-- Begin The input --

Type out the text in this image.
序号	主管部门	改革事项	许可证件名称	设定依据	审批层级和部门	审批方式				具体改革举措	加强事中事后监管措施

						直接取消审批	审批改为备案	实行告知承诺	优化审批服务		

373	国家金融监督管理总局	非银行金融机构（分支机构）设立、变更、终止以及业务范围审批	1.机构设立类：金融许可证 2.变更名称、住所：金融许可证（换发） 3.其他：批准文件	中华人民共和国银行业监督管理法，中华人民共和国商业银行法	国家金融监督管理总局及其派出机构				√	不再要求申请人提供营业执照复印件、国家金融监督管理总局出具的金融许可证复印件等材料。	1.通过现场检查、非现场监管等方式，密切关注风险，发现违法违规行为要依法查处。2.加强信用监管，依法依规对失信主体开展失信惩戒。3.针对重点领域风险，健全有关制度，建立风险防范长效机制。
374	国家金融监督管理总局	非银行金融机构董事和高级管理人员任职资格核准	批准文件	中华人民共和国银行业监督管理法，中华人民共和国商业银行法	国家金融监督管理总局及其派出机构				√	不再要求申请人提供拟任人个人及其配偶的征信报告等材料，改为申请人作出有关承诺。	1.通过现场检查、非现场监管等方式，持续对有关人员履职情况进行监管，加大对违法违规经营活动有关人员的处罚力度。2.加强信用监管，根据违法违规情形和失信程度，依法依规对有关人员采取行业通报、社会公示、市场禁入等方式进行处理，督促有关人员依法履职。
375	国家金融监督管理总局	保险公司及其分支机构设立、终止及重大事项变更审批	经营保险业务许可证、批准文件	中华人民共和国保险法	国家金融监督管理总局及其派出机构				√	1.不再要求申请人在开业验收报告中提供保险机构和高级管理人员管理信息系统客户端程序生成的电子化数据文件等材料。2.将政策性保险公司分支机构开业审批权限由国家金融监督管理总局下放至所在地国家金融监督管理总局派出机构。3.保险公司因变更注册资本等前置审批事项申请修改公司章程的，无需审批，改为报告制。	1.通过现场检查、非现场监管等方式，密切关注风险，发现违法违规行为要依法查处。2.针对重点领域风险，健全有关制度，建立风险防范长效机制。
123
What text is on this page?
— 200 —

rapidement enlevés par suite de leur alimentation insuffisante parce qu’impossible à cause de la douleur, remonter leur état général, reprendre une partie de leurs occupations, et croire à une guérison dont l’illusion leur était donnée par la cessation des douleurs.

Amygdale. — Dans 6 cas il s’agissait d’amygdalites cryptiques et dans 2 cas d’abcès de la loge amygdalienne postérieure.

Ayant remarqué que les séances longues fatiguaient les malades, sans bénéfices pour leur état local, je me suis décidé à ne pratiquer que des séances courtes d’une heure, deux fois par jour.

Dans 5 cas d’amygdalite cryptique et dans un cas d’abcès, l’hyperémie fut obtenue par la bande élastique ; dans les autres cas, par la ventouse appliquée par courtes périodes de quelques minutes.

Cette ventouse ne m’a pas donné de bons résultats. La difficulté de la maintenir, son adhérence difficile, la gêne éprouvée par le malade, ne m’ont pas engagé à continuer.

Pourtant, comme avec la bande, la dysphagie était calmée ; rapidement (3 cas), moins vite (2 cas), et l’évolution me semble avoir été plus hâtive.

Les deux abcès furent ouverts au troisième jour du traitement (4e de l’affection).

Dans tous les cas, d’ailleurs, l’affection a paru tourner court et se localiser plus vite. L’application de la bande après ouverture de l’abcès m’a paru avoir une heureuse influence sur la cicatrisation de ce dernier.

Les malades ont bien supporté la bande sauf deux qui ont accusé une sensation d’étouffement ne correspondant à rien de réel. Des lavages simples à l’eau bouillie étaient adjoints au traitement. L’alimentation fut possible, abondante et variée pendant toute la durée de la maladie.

-- End The input --

> [Stated task]:
Your task is to repeat each line of the material exactly.

> [Solution for this exercise]:
Type out the text in this image.
序号	主管部门	改革事项	许可证件名称	设定依据	审批层级和部门	审批方式				具体改革举措	加强事中事后监管措施

						直接取消审批	审批改为备案	实行告知承诺	优化审批服务		

373	国家金融监督管理总局	非银行金融机构（分支机构）设立、变更、终止以及业务范围审批	1.机构设立类：金融许可证 2.变更名称、住所：金融许可证（换发） 3.其他：批准文件	中华人民共和国银行业监督管理法，中华人民共和国商业银行法	国家金融监督管理总局及其派出机构				√	不再要求申请人提供营业执照复印件、国家金融监督管理总局出具的金融许可证复印件等材料。	1.通过现场检查、非现场监管等方式，密切关注风险，发现违法违规行为要依法查处。2.加强信用监管，依法依规对失信主体开展失信惩戒。3.针对重点领域风险，健全有关制度，建立风险防范长效机制。
374	国家金融监督管理总局	非银行金融机构董事和高级管理人员任职资格核准	批准文件	中华人民共和国银行业监督管理法，中华人民共和国商业银行法	国家金融监督管理总局及其派出机构				√	不再要求申请人提供拟任人个人及其配偶的征信报告等材料，改为申请人作出有关承诺。	1.通过现场检查、非现场监管等方式，持续对有关人员履职情况进行监管，加大对违法违规经营活动有关人员的处罚力度。2.加强信用监管，根据违法违规情形和失信程度，依法依规对有关人员采取行业通报、社会公示、市场禁入等方式进行处理，督促有关人员依法履职。
375	国家金融监督管理总局	保险公司及其分支机构设立、终止及重大事项变更审批	经营保险业务许可证、批准文件	中华人民共和国保险法	国家金融监督管理总局及其派出机构				√	1.不再要求申请人在开业验收报告中提供保险机构和高级管理人员管理信息系统客户端程序生成的电子化数据文件等材料。2.将政策性保险公司分支机构开业审批权限由国家金融监督管理总局下放至所在地国家金融监督管理总局派出机构。3.保险公司因变更注册资本等前置审批事项申请修改公司章程的，无需审批，改为报告制。	1.通过现场检查、非现场监管等方式，密切关注风险，发现违法违规行为要依法查处。2.针对重点领域风险，健全有关制度，建立风险防范长效机制。
123
What text is on this page?
— 200 —

rapidement enlevés par suite de leur alimentation insuffisante parce qu’impossible à cause de la douleur, remonter leur état général, reprendre une partie de leurs occupations, et croire à une guérison dont l’illusion leur était donnée par la cessation des douleurs.

Amygdale. — Dans 6 cas il s’agissait d’amygdalites cryptiques et dans 2 cas d’abcès de la loge amygdalienne postérieure.

Ayant remarqué que les séances longues fatiguaient les malades, sans bénéfices pour leur état local, je me suis décidé à ne pratiquer que des séances courtes d’une heure, deux fois par jour.

Dans 5 cas d’amygdalite cryptique et dans un cas d’abcès, l’hyperémie fut obtenue par la bande élastique ; dans les autres cas, par la ventouse appliquée par courtes périodes de quelques minutes.

Cette ventouse ne m’a pas donné de bons résultats. La difficulté de la maintenir, son adhérence difficile, la gêne éprouvée par le malade, ne m’ont pas engagé à continuer.

Pourtant, comme avec la bande, la dysphagie était calmée ; rapidement (3 cas), moins vite (2 cas), et l’évolution me semble avoir été plus hâtive.

Les deux abcès furent ouverts au troisième jour du traitement (4e de l’affection).

Dans tous les cas, d’ailleurs, l’affection a paru tourner court et se localiser plus vite. L’application de la bande après ouverture de l’abcès m’a paru avoir une heureuse influence sur la cicatrisation de ce dernier.

Les malades ont bien supporté la bande sauf deux qui ont accusé une sensation d’étouffement ne correspondant à rien de réel. Des lavages simples à l’eau bouillie étaient adjoints au traitement. L’alimentation fut possible, abondante et variée pendant toute la durée de la maladie.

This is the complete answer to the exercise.